◆ SET TASK
Track down each line that has the word "brutto" and copy it.

◆ DATA IN THIS EXERCISE
++++++++++++++++++++
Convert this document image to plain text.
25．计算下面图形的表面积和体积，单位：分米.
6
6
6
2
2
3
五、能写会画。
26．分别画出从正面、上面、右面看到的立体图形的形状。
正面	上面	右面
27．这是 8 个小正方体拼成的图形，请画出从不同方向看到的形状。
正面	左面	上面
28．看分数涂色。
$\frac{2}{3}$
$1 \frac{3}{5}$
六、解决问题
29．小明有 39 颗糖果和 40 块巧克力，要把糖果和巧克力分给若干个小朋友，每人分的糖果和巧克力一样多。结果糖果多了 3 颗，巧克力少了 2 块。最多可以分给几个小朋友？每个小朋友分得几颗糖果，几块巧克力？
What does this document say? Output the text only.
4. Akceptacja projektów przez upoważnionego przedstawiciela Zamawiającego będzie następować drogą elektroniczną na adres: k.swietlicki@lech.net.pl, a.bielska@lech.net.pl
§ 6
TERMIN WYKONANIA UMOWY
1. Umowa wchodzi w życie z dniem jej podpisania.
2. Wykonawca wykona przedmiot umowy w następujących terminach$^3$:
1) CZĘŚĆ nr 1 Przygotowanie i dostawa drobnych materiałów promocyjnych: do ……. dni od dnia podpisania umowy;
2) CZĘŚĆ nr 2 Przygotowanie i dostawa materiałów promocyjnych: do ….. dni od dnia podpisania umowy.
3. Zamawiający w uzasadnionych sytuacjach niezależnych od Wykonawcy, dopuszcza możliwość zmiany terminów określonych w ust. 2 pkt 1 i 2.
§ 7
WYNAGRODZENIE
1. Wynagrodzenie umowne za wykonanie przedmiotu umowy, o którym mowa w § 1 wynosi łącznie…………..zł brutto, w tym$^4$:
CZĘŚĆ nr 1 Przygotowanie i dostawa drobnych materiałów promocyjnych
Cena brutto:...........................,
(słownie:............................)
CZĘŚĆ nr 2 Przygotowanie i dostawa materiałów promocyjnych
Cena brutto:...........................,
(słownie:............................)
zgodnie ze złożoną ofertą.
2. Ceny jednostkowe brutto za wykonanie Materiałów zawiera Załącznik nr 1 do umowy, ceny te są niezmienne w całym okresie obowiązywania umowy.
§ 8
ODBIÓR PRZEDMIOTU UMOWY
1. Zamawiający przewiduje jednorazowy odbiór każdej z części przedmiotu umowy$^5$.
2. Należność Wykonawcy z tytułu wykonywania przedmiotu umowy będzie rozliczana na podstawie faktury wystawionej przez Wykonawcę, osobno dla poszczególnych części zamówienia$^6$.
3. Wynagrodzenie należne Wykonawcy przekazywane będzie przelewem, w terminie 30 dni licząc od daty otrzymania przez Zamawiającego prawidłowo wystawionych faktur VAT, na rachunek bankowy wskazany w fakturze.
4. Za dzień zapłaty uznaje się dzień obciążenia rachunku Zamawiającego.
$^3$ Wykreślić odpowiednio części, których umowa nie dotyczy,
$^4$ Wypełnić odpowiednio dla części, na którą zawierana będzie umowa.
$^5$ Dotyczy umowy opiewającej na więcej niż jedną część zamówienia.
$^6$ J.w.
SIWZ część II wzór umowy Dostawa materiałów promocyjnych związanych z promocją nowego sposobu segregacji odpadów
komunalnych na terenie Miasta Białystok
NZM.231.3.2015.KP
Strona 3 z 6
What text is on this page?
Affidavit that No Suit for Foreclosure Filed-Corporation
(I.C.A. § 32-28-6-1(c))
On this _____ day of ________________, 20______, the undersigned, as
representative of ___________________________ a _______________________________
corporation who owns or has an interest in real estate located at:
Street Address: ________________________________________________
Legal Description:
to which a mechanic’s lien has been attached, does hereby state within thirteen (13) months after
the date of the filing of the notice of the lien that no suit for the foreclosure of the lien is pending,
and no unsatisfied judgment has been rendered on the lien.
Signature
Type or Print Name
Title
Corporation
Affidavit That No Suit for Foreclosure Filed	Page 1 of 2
++++++++++++++++++++
◆ SOLUTION TO THIS PROBLEM
1. Wynagrodzenie umowne za wykonanie przedmiotu umowy, o którym mowa w § 1 wynosi łącznie…………..zł brutto, w tym$^4$:
Cena brutto:...........................,
Cena brutto:...........................,
2. Ceny jednostkowe brutto za wykonanie Materiałów zawiera Załącznik nr 1 do umowy, ceny te są niezmienne w całym okresie obowiązywania umowy.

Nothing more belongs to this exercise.